» Task to carry out: Reproduce the material exactly, omitting nothing.

__________________________________________________

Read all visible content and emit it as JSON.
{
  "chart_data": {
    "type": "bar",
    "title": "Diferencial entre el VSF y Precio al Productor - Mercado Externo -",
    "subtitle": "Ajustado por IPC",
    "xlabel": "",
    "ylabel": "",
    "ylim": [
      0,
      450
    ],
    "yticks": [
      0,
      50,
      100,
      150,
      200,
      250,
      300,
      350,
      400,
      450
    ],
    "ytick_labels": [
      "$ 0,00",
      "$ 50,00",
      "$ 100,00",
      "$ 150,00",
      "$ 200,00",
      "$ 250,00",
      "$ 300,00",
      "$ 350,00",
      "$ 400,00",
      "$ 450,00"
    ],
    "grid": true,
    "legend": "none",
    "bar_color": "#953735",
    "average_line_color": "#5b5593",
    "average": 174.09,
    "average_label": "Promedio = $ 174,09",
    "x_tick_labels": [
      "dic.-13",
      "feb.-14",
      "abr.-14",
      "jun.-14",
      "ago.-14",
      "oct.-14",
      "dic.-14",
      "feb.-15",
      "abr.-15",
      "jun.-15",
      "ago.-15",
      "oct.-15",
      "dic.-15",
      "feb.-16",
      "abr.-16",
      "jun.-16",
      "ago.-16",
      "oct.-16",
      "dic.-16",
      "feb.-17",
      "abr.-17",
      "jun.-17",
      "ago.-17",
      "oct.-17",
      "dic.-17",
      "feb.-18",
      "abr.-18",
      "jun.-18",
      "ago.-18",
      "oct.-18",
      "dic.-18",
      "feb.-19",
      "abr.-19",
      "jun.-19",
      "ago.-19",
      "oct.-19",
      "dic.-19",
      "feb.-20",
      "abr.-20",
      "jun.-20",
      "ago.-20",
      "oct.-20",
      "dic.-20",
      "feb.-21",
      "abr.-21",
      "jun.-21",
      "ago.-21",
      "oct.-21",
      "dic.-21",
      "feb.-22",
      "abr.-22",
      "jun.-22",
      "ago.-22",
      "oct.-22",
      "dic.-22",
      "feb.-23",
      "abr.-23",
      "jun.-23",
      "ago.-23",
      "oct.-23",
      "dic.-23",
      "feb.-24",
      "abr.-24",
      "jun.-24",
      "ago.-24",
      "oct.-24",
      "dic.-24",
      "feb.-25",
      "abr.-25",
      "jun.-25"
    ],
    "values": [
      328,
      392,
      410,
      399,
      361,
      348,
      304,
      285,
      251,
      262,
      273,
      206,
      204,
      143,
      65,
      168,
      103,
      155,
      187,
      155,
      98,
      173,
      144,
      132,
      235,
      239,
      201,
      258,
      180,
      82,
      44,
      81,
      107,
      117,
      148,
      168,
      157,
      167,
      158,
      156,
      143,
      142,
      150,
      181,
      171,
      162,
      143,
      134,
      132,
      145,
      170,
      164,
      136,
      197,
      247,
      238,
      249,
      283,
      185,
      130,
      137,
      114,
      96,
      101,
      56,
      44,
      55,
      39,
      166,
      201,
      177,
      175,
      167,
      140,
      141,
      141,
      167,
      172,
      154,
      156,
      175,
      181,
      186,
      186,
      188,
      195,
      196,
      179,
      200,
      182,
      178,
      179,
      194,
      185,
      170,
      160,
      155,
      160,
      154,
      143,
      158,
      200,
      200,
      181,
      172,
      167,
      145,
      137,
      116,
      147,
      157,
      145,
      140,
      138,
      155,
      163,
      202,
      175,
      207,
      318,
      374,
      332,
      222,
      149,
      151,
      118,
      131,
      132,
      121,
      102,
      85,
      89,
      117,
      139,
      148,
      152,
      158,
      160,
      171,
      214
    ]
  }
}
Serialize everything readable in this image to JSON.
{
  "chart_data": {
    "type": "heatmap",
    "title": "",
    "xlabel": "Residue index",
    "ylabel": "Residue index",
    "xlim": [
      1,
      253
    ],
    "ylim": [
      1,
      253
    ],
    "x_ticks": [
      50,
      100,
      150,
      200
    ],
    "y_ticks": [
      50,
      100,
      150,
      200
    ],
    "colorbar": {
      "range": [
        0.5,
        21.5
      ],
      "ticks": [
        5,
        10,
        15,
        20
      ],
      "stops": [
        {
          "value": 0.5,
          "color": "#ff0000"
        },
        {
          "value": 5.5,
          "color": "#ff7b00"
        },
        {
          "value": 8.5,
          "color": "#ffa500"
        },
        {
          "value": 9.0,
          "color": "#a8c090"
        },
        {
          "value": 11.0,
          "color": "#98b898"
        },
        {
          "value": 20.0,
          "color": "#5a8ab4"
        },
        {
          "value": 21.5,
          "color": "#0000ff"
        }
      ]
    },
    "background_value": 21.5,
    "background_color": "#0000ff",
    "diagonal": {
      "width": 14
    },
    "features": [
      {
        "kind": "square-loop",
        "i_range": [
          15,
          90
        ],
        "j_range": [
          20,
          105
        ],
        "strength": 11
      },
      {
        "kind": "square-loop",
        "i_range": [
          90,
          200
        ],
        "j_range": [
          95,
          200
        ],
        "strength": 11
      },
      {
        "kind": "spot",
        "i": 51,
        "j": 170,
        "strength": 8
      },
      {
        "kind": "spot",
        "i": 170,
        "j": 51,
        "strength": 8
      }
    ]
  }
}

__________________________________________________

» Complete response:
Read all visible content and emit it as JSON.
{
  "chart_data": {
    "type": "bar",
    "title": "Diferencial entre el VSF y Precio al Productor - Mercado Externo -",
    "subtitle": "Ajustado por IPC",
    "xlabel": "",
    "ylabel": "",
    "ylim": [
      0,
      450
    ],
    "yticks": [
      0,
      50,
      100,
      150,
      200,
      250,
      300,
      350,
      400,
      450
    ],
    "ytick_labels": [
      "$ 0,00",
      "$ 50,00",
      "$ 100,00",
      "$ 150,00",
      "$ 200,00",
      "$ 250,00",
      "$ 300,00",
      "$ 350,00",
      "$ 400,00",
      "$ 450,00"
    ],
    "grid": true,
    "legend": "none",
    "bar_color": "#953735",
    "average_line_color": "#5b5593",
    "average": 174.09,
    "average_label": "Promedio = $ 174,09",
    "x_tick_labels": [
      "dic.-13",
      "feb.-14",
      "abr.-14",
      "jun.-14",
      "ago.-14",
      "oct.-14",
      "dic.-14",
      "feb.-15",
      "abr.-15",
      "jun.-15",
      "ago.-15",
      "oct.-15",
      "dic.-15",
      "feb.-16",
      "abr.-16",
      "jun.-16",
      "ago.-16",
      "oct.-16",
      "dic.-16",
      "feb.-17",
      "abr.-17",
      "jun.-17",
      "ago.-17",
      "oct.-17",
      "dic.-17",
      "feb.-18",
      "abr.-18",
      "jun.-18",
      "ago.-18",
      "oct.-18",
      "dic.-18",
      "feb.-19",
      "abr.-19",
      "jun.-19",
      "ago.-19",
      "oct.-19",
      "dic.-19",
      "feb.-20",
      "abr.-20",
      "jun.-20",
      "ago.-20",
      "oct.-20",
      "dic.-20",
      "feb.-21",
      "abr.-21",
      "jun.-21",
      "ago.-21",
      "oct.-21",
      "dic.-21",
      "feb.-22",
      "abr.-22",
      "jun.-22",
      "ago.-22",
      "oct.-22",
      "dic.-22",
      "feb.-23",
      "abr.-23",
      "jun.-23",
      "ago.-23",
      "oct.-23",
      "dic.-23",
      "feb.-24",
      "abr.-24",
      "jun.-24",
      "ago.-24",
      "oct.-24",
      "dic.-24",
      "feb.-25",
      "abr.-25",
      "jun.-25"
    ],
    "values": [
      328,
      392,
      410,
      399,
      361,
      348,
      304,
      285,
      251,
      262,
      273,
      206,
      204,
      143,
      65,
      168,
      103,
      155,
      187,
      155,
      98,
      173,
      144,
      132,
      235,
      239,
      201,
      258,
      180,
      82,
      44,
      81,
      107,
      117,
      148,
      168,
      157,
      167,
      158,
      156,
      143,
      142,
      150,
      181,
      171,
      162,
      143,
      134,
      132,
      145,
      170,
      164,
      136,
      197,
      247,
      238,
      249,
      283,
      185,
      130,
      137,
      114,
      96,
      101,
      56,
      44,
      55,
      39,
      166,
      201,
      177,
      175,
      167,
      140,
      141,
      141,
      167,
      172,
      154,
      156,
      175,
      181,
      186,
      186,
      188,
      195,
      196,
      179,
      200,
      182,
      178,
      179,
      194,
      185,
      170,
      160,
      155,
      160,
      154,
      143,
      158,
      200,
      200,
      181,
      172,
      167,
      145,
      137,
      116,
      147,
      157,
      145,
      140,
      138,
      155,
      163,
      202,
      175,
      207,
      318,
      374,
      332,
      222,
      149,
      151,
      118,
      131,
      132,
      121,
      102,
      85,
      89,
      117,
      139,
      148,
      152,
      158,
      160,
      171,
      214
    ]
  }
}
Serialize everything readable in this image to JSON.
{
  "chart_data": {
    "type": "heatmap",
    "title": "",
    "xlabel": "Residue index",
    "ylabel": "Residue index",
    "xlim": [
      1,
      253
    ],
    "ylim": [
      1,
      253
    ],
    "x_ticks": [
      50,
      100,
      150,
      200
    ],
    "y_ticks": [
      50,
      100,
      150,
      200
    ],
    "colorbar": {
      "range": [
        0.5,
        21.5
      ],
      "ticks": [
        5,
        10,
        15,
        20
      ],
      "stops": [
        {
          "value": 0.5,
          "color": "#ff0000"
        },
        {
          "value": 5.5,
          "color": "#ff7b00"
        },
        {
          "value": 8.5,
          "color": "#ffa500"
        },
        {
          "value": 9.0,
          "color": "#a8c090"
        },
        {
          "value": 11.0,
          "color": "#98b898"
        },
        {
          "value": 20.0,
          "color": "#5a8ab4"
        },
        {
          "value": 21.5,
          "color": "#0000ff"
        }
      ]
    },
    "background_value": 21.5,
    "background_color": "#0000ff",
    "diagonal": {
      "width": 14
    },
    "features": [
      {
        "kind": "square-loop",
        "i_range": [
          15,
          90
        ],
        "j_range": [
          20,
          105
        ],
        "strength": 11
      },
      {
        "kind": "square-loop",
        "i_range": [
          90,
          200
        ],
        "j_range": [
          95,
          200
        ],
        "strength": 11
      },
      {
        "kind": "spot",
        "i": 51,
        "j": 170,
        "strength": 8
      },
      {
        "kind": "spot",
        "i": 170,
        "j": 51,
        "strength": 8
      }
    ]
  }
}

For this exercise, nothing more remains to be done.